▶ _Stated goal_: Each entry must appear again exactly as it does in the source.
## BEGIN Rows
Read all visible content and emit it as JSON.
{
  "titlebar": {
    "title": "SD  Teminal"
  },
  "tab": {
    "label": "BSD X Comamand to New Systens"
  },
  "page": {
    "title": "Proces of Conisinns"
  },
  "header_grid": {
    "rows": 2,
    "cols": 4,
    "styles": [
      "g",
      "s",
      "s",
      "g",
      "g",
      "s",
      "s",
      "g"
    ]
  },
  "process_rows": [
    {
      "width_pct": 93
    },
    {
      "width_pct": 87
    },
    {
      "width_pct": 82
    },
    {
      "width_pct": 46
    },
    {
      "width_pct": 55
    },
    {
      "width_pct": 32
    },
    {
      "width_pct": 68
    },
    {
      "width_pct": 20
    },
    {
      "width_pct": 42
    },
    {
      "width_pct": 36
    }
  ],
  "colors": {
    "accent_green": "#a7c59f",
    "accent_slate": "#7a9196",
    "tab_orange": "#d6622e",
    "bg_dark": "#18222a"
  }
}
## END Rows
▶ _Complete response_:
Read all visible content and emit it as JSON.
{
  "titlebar": {
    "title": "SD  Teminal"
  },
  "tab": {
    "label": "BSD X Comamand to New Systens"
  },
  "page": {
    "title": "Proces of Conisinns"
  },
  "header_grid": {
    "rows": 2,
    "cols": 4,
    "styles": [
      "g",
      "s",
      "s",
      "g",
      "g",
      "s",
      "s",
      "g"
    ]
  },
  "process_rows": [
    {
      "width_pct": 93
    },
    {
      "width_pct": 87
    },
    {
      "width_pct": 82
    },
    {
      "width_pct": 46
    },
    {
      "width_pct": 55
    },
    {
      "width_pct": 32
    },
    {
      "width_pct": 68
    },
    {
      "width_pct": 20
    },
    {
      "width_pct": 42
    },
    {
      "width_pct": 36
    }
  ],
  "colors": {
    "accent_green": "#a7c59f",
    "accent_slate": "#7a9196",
    "tab_orange": "#d6622e",
    "bg_dark": "#18222a"
  }
}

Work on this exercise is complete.